Supplied data »
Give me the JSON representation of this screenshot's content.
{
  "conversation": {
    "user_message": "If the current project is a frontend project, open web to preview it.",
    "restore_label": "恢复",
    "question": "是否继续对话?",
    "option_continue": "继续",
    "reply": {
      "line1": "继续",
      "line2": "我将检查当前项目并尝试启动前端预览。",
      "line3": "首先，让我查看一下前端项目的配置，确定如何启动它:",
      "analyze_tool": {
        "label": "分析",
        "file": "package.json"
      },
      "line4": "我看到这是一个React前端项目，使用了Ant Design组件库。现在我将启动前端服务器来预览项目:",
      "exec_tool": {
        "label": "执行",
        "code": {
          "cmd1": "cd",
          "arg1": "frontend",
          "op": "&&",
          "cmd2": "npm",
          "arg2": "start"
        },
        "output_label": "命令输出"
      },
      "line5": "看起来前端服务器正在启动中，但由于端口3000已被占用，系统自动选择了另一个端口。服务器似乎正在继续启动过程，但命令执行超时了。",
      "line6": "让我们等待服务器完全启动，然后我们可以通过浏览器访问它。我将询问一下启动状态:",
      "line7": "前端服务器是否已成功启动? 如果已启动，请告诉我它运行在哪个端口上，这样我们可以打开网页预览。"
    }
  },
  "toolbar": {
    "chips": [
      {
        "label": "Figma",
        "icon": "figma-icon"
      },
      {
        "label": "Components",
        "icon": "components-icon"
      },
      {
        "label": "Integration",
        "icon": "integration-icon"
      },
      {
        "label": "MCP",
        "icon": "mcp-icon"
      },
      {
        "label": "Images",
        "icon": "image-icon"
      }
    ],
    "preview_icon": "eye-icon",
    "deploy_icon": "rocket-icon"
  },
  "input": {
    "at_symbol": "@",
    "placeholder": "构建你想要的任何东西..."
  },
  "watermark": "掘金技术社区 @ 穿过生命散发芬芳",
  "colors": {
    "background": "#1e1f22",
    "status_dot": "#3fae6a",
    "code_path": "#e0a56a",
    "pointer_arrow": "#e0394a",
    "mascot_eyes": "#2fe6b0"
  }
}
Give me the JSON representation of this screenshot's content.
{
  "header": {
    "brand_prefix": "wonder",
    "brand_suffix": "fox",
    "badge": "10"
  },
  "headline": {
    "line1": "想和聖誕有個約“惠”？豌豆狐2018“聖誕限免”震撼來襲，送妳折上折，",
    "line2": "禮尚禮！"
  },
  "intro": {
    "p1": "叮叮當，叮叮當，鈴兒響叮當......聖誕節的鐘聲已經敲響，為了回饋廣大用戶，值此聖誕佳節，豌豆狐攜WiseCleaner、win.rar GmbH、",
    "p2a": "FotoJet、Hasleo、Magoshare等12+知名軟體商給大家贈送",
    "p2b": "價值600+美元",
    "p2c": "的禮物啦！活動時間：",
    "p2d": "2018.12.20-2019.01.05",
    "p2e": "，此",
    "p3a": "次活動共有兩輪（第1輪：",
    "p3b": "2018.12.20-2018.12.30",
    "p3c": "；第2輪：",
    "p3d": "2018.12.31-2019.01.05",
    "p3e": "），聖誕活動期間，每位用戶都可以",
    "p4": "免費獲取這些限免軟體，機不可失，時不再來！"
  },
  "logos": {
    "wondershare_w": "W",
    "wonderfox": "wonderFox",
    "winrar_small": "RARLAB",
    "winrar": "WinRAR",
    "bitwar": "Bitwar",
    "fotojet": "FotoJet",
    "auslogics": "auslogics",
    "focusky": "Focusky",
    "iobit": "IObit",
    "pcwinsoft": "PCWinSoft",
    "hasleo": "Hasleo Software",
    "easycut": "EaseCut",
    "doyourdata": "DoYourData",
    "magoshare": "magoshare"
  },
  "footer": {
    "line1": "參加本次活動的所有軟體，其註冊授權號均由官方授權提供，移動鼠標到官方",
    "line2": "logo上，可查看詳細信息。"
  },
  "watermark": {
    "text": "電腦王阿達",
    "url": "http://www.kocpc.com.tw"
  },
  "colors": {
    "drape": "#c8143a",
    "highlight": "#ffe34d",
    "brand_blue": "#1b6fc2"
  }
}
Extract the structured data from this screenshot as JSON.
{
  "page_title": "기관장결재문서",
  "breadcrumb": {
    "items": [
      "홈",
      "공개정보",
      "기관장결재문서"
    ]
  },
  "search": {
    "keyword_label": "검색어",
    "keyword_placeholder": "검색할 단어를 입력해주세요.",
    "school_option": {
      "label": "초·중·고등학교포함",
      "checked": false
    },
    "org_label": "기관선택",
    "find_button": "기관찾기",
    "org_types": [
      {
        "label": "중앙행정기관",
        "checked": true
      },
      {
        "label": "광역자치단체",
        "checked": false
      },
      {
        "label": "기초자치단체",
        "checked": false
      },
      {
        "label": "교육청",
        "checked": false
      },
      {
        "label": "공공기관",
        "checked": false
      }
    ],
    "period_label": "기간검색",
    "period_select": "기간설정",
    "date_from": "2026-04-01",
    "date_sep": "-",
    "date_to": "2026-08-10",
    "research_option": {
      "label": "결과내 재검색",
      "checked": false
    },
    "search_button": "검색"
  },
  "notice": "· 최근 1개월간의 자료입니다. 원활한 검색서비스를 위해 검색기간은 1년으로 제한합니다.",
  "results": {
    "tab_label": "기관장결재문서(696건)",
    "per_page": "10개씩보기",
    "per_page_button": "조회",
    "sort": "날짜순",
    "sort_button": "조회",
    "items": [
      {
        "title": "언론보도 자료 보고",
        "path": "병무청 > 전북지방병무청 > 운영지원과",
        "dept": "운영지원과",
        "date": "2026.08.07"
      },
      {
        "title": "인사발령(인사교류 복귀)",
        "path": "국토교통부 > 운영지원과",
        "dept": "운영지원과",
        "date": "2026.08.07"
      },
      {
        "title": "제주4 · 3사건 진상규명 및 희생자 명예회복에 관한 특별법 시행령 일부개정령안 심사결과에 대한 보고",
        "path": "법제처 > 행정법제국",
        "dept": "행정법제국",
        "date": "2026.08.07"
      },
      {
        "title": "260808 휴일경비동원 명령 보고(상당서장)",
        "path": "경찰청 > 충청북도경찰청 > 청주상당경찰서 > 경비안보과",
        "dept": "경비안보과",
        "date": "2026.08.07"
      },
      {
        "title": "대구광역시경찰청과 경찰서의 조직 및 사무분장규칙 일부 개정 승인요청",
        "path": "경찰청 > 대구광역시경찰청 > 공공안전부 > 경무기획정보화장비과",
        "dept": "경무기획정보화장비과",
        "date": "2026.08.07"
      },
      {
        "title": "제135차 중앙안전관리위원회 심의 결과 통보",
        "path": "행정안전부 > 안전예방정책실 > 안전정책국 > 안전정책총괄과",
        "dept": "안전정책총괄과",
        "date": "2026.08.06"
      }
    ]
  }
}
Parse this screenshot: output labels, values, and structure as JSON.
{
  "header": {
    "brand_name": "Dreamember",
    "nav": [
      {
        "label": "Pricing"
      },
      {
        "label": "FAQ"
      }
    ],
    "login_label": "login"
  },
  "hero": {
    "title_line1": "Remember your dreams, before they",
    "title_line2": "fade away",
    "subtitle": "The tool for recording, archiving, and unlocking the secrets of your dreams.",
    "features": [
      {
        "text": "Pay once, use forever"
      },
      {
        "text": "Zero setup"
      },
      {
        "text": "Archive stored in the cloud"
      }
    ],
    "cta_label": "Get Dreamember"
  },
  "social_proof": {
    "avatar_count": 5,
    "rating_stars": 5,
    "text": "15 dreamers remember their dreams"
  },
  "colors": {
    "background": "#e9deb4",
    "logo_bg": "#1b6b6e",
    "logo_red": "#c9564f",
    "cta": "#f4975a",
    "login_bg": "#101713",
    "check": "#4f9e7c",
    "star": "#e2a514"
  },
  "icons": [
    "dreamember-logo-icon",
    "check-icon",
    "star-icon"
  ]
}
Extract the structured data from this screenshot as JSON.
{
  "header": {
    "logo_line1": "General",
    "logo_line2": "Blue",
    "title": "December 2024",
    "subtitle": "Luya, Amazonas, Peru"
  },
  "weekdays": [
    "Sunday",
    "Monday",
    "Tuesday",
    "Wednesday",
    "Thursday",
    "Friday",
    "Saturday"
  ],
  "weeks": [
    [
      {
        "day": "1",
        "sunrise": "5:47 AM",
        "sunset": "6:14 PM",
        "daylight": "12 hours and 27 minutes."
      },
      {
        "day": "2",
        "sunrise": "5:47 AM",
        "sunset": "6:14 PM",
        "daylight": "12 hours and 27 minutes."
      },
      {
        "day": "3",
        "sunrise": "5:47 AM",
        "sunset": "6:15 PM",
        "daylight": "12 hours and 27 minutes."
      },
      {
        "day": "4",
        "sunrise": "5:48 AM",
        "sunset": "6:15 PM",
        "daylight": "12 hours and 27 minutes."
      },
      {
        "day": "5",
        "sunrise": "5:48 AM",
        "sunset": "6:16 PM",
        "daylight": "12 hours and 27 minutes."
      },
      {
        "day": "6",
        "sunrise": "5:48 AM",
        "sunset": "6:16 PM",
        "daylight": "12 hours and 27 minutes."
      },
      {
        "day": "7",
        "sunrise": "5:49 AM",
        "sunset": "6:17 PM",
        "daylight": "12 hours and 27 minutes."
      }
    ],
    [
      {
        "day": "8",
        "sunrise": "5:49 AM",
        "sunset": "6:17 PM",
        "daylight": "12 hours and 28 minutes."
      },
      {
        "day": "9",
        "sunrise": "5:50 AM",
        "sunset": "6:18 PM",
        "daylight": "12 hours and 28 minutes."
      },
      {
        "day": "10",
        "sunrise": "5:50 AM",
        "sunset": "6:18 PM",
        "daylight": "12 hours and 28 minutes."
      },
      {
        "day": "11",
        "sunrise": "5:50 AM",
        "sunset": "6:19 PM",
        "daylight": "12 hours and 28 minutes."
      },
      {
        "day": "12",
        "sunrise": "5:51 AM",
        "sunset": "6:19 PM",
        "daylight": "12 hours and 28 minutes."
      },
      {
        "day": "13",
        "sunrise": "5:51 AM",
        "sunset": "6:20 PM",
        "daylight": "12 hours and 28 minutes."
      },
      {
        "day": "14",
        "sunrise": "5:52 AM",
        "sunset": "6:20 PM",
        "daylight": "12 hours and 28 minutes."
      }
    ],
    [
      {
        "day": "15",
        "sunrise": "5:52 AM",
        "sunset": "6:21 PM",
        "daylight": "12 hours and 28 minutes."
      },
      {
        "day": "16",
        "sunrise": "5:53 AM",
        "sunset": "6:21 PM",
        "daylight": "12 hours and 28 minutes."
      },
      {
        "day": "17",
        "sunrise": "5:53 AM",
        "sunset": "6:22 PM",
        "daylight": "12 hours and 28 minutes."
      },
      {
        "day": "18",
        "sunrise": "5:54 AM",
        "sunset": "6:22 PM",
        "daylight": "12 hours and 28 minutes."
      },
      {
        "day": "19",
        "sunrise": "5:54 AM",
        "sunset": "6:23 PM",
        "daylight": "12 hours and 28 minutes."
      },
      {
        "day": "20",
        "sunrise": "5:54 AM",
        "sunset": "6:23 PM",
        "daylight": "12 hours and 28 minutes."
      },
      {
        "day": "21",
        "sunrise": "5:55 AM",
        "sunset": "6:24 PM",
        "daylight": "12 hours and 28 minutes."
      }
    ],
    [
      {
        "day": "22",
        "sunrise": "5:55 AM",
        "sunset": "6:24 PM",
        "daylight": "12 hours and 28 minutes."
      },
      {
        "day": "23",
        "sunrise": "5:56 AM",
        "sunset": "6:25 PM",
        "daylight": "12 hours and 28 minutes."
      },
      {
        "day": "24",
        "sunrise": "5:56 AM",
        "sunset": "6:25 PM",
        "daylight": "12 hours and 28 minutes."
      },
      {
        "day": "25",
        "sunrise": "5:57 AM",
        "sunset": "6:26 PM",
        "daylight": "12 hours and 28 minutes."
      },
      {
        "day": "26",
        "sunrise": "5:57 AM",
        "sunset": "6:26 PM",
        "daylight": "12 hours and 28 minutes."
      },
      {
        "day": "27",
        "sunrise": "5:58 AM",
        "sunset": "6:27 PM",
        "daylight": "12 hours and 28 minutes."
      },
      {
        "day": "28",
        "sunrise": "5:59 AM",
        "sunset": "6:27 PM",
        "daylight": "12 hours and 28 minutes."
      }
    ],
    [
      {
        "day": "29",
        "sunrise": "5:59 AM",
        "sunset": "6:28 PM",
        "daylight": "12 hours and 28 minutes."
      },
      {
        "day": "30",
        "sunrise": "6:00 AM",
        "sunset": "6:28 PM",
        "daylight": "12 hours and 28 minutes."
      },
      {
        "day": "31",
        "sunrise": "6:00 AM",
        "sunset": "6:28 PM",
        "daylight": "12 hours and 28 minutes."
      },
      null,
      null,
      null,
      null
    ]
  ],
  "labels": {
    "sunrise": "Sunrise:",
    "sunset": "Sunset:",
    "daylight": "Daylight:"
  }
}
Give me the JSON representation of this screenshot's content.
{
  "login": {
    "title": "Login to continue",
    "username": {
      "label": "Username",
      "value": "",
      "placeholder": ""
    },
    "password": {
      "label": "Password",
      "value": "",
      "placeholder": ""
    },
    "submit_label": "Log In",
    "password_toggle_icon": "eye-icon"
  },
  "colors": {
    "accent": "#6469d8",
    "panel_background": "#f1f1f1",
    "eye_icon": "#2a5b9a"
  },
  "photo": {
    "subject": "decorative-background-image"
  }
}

Problem to work on »
Gather every line containing the word "안전정책총괄과" and copy it.

Worked solution »
        "path": "행정안전부 > 안전예방정책실 > 안전정책국 > 안전정책총괄과",
        "dept": "안전정책총괄과",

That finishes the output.